_What is being asked_. Provide the data again in its entirety, exactly as given.

────────────────────

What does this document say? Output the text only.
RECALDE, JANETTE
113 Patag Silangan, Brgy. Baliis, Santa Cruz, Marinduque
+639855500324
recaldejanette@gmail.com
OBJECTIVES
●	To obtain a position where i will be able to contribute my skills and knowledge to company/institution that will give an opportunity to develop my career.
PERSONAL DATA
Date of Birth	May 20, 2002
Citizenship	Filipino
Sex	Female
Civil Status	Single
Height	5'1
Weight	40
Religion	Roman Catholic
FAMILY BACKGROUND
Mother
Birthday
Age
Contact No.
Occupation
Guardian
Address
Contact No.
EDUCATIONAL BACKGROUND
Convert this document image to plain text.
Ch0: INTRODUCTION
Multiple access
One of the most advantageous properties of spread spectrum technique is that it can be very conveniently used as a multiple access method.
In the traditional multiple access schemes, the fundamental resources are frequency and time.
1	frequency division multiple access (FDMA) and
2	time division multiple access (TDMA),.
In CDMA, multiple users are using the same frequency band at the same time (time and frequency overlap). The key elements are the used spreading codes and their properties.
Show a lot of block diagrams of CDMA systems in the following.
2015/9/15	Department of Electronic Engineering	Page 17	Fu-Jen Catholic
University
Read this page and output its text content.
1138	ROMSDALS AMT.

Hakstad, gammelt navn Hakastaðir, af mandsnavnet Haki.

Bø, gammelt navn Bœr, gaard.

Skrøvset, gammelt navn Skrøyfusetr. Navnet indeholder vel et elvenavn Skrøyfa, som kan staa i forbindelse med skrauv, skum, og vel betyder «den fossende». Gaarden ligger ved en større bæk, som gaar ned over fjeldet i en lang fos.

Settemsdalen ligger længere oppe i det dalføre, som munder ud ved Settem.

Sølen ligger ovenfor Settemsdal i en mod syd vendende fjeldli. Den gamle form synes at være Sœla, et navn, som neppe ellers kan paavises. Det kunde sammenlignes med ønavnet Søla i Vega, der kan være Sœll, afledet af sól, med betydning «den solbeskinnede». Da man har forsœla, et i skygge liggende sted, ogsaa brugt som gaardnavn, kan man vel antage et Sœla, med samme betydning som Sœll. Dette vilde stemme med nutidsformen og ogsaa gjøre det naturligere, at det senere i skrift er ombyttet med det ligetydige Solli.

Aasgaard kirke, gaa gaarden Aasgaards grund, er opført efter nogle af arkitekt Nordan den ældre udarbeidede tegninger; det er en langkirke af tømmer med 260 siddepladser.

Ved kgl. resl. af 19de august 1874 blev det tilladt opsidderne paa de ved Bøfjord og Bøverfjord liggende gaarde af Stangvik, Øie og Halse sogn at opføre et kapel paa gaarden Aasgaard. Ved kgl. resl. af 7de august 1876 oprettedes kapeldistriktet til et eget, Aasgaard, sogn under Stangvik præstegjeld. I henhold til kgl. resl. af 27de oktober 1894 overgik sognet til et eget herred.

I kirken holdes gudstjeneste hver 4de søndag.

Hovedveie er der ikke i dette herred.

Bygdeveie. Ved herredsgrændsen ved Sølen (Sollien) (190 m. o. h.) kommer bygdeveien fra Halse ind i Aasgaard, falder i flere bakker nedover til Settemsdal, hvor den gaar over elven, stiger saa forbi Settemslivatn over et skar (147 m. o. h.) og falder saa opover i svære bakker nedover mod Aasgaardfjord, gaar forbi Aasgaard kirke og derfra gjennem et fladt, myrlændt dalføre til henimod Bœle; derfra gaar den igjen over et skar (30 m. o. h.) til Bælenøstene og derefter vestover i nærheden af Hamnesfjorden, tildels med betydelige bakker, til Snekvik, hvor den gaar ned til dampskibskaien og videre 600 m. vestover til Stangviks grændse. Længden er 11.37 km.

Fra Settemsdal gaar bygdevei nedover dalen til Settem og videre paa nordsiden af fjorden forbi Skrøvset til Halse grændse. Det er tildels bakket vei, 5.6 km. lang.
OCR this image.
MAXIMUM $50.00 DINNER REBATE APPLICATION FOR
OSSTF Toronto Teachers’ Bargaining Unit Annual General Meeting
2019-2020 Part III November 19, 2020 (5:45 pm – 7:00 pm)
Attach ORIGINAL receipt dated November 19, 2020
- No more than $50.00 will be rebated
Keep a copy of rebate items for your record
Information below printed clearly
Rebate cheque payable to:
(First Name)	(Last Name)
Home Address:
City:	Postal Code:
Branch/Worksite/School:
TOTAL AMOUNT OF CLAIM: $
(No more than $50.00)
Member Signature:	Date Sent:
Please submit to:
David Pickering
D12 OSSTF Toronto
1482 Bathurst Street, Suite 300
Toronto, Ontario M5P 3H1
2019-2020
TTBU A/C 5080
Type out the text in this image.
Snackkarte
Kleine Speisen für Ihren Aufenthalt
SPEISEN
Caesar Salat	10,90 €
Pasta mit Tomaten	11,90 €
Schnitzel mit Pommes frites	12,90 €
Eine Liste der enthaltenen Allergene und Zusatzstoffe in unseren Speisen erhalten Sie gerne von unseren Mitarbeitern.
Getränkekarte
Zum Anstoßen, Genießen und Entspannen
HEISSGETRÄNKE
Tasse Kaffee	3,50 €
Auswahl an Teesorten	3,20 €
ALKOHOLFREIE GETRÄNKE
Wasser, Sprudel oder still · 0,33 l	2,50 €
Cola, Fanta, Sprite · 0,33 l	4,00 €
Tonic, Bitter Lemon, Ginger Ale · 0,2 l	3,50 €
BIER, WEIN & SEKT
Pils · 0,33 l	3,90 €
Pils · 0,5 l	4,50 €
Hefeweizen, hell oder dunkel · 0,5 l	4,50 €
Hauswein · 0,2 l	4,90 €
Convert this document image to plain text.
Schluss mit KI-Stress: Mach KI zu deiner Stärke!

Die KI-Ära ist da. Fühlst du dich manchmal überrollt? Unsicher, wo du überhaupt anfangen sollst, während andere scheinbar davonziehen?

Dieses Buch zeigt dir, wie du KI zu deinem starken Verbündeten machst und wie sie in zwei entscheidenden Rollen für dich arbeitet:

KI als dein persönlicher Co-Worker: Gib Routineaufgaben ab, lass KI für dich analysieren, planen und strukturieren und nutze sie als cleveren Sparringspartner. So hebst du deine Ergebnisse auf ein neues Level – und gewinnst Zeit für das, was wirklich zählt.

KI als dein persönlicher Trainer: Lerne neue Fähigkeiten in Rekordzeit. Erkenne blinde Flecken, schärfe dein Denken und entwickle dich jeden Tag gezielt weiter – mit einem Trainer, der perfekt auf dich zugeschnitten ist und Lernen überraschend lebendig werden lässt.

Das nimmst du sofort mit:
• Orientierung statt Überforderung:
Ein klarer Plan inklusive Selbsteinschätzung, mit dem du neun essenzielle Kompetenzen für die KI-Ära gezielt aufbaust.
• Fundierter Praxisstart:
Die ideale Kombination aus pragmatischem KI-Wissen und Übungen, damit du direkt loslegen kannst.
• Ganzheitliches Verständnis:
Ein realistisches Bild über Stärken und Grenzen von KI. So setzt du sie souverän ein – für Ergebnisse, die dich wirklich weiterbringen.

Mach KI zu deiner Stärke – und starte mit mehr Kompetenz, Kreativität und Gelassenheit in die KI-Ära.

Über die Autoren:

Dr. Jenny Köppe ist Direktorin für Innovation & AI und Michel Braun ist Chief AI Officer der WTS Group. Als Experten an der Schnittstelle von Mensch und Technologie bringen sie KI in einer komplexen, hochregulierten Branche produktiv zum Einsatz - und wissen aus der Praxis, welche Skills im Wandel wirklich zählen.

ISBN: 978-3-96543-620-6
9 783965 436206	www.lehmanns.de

────────────────────

_Solution_.
What does this document say? Output the text only.
RECALDE, JANETTE
113 Patag Silangan, Brgy. Baliis, Santa Cruz, Marinduque
+639855500324
recaldejanette@gmail.com
OBJECTIVES
●	To obtain a position where i will be able to contribute my skills and knowledge to company/institution that will give an opportunity to develop my career.
PERSONAL DATA
Date of Birth	May 20, 2002
Citizenship	Filipino
Sex	Female
Civil Status	Single
Height	5'1
Weight	40
Religion	Roman Catholic
FAMILY BACKGROUND
Mother
Birthday
Age
Contact No.
Occupation
Guardian
Address
Contact No.
EDUCATIONAL BACKGROUND
Convert this document image to plain text.
Ch0: INTRODUCTION
Multiple access
One of the most advantageous properties of spread spectrum technique is that it can be very conveniently used as a multiple access method.
In the traditional multiple access schemes, the fundamental resources are frequency and time.
1	frequency division multiple access (FDMA) and
2	time division multiple access (TDMA),.
In CDMA, multiple users are using the same frequency band at the same time (time and frequency overlap). The key elements are the used spreading codes and their properties.
Show a lot of block diagrams of CDMA systems in the following.
2015/9/15	Department of Electronic Engineering	Page 17	Fu-Jen Catholic
University
Read this page and output its text content.
1138	ROMSDALS AMT.

Hakstad, gammelt navn Hakastaðir, af mandsnavnet Haki.

Bø, gammelt navn Bœr, gaard.

Skrøvset, gammelt navn Skrøyfusetr. Navnet indeholder vel et elvenavn Skrøyfa, som kan staa i forbindelse med skrauv, skum, og vel betyder «den fossende». Gaarden ligger ved en større bæk, som gaar ned over fjeldet i en lang fos.

Settemsdalen ligger længere oppe i det dalføre, som munder ud ved Settem.

Sølen ligger ovenfor Settemsdal i en mod syd vendende fjeldli. Den gamle form synes at være Sœla, et navn, som neppe ellers kan paavises. Det kunde sammenlignes med ønavnet Søla i Vega, der kan være Sœll, afledet af sól, med betydning «den solbeskinnede». Da man har forsœla, et i skygge liggende sted, ogsaa brugt som gaardnavn, kan man vel antage et Sœla, med samme betydning som Sœll. Dette vilde stemme med nutidsformen og ogsaa gjøre det naturligere, at det senere i skrift er ombyttet med det ligetydige Solli.

Aasgaard kirke, gaa gaarden Aasgaards grund, er opført efter nogle af arkitekt Nordan den ældre udarbeidede tegninger; det er en langkirke af tømmer med 260 siddepladser.

Ved kgl. resl. af 19de august 1874 blev det tilladt opsidderne paa de ved Bøfjord og Bøverfjord liggende gaarde af Stangvik, Øie og Halse sogn at opføre et kapel paa gaarden Aasgaard. Ved kgl. resl. af 7de august 1876 oprettedes kapeldistriktet til et eget, Aasgaard, sogn under Stangvik præstegjeld. I henhold til kgl. resl. af 27de oktober 1894 overgik sognet til et eget herred.

I kirken holdes gudstjeneste hver 4de søndag.

Hovedveie er der ikke i dette herred.

Bygdeveie. Ved herredsgrændsen ved Sølen (Sollien) (190 m. o. h.) kommer bygdeveien fra Halse ind i Aasgaard, falder i flere bakker nedover til Settemsdal, hvor den gaar over elven, stiger saa forbi Settemslivatn over et skar (147 m. o. h.) og falder saa opover i svære bakker nedover mod Aasgaardfjord, gaar forbi Aasgaard kirke og derfra gjennem et fladt, myrlændt dalføre til henimod Bœle; derfra gaar den igjen over et skar (30 m. o. h.) til Bælenøstene og derefter vestover i nærheden af Hamnesfjorden, tildels med betydelige bakker, til Snekvik, hvor den gaar ned til dampskibskaien og videre 600 m. vestover til Stangviks grændse. Længden er 11.37 km.

Fra Settemsdal gaar bygdevei nedover dalen til Settem og videre paa nordsiden af fjorden forbi Skrøvset til Halse grændse. Det er tildels bakket vei, 5.6 km. lang.
OCR this image.
MAXIMUM $50.00 DINNER REBATE APPLICATION FOR
OSSTF Toronto Teachers’ Bargaining Unit Annual General Meeting
2019-2020 Part III November 19, 2020 (5:45 pm – 7:00 pm)
Attach ORIGINAL receipt dated November 19, 2020
- No more than $50.00 will be rebated
Keep a copy of rebate items for your record
Information below printed clearly
Rebate cheque payable to:
(First Name)	(Last Name)
Home Address:
City:	Postal Code:
Branch/Worksite/School:
TOTAL AMOUNT OF CLAIM: $
(No more than $50.00)
Member Signature:	Date Sent:
Please submit to:
David Pickering
D12 OSSTF Toronto
1482 Bathurst Street, Suite 300
Toronto, Ontario M5P 3H1
2019-2020
TTBU A/C 5080
Type out the text in this image.
Snackkarte
Kleine Speisen für Ihren Aufenthalt
SPEISEN
Caesar Salat	10,90 €
Pasta mit Tomaten	11,90 €
Schnitzel mit Pommes frites	12,90 €
Eine Liste der enthaltenen Allergene und Zusatzstoffe in unseren Speisen erhalten Sie gerne von unseren Mitarbeitern.
Getränkekarte
Zum Anstoßen, Genießen und Entspannen
HEISSGETRÄNKE
Tasse Kaffee	3,50 €
Auswahl an Teesorten	3,20 €
ALKOHOLFREIE GETRÄNKE
Wasser, Sprudel oder still · 0,33 l	2,50 €
Cola, Fanta, Sprite · 0,33 l	4,00 €
Tonic, Bitter Lemon, Ginger Ale · 0,2 l	3,50 €
BIER, WEIN & SEKT
Pils · 0,33 l	3,90 €
Pils · 0,5 l	4,50 €
Hefeweizen, hell oder dunkel · 0,5 l	4,50 €
Hauswein · 0,2 l	4,90 €
Convert this document image to plain text.
Schluss mit KI-Stress: Mach KI zu deiner Stärke!

Die KI-Ära ist da. Fühlst du dich manchmal überrollt? Unsicher, wo du überhaupt anfangen sollst, während andere scheinbar davonziehen?

Dieses Buch zeigt dir, wie du KI zu deinem starken Verbündeten machst und wie sie in zwei entscheidenden Rollen für dich arbeitet:

KI als dein persönlicher Co-Worker: Gib Routineaufgaben ab, lass KI für dich analysieren, planen und strukturieren und nutze sie als cleveren Sparringspartner. So hebst du deine Ergebnisse auf ein neues Level – und gewinnst Zeit für das, was wirklich zählt.

KI als dein persönlicher Trainer: Lerne neue Fähigkeiten in Rekordzeit. Erkenne blinde Flecken, schärfe dein Denken und entwickle dich jeden Tag gezielt weiter – mit einem Trainer, der perfekt auf dich zugeschnitten ist und Lernen überraschend lebendig werden lässt.

Das nimmst du sofort mit:
• Orientierung statt Überforderung:
Ein klarer Plan inklusive Selbsteinschätzung, mit dem du neun essenzielle Kompetenzen für die KI-Ära gezielt aufbaust.
• Fundierter Praxisstart:
Die ideale Kombination aus pragmatischem KI-Wissen und Übungen, damit du direkt loslegen kannst.
• Ganzheitliches Verständnis:
Ein realistisches Bild über Stärken und Grenzen von KI. So setzt du sie souverän ein – für Ergebnisse, die dich wirklich weiterbringen.

Mach KI zu deiner Stärke – und starte mit mehr Kompetenz, Kreativität und Gelassenheit in die KI-Ära.

Über die Autoren:

Dr. Jenny Köppe ist Direktorin für Innovation & AI und Michel Braun ist Chief AI Officer der WTS Group. Als Experten an der Schnittstelle von Mensch und Technologie bringen sie KI in einer komplexen, hochregulierten Branche produktiv zum Einsatz - und wissen aus der Praxis, welche Skills im Wandel wirklich zählen.

ISBN: 978-3-96543-620-6
9 783965 436206	www.lehmanns.de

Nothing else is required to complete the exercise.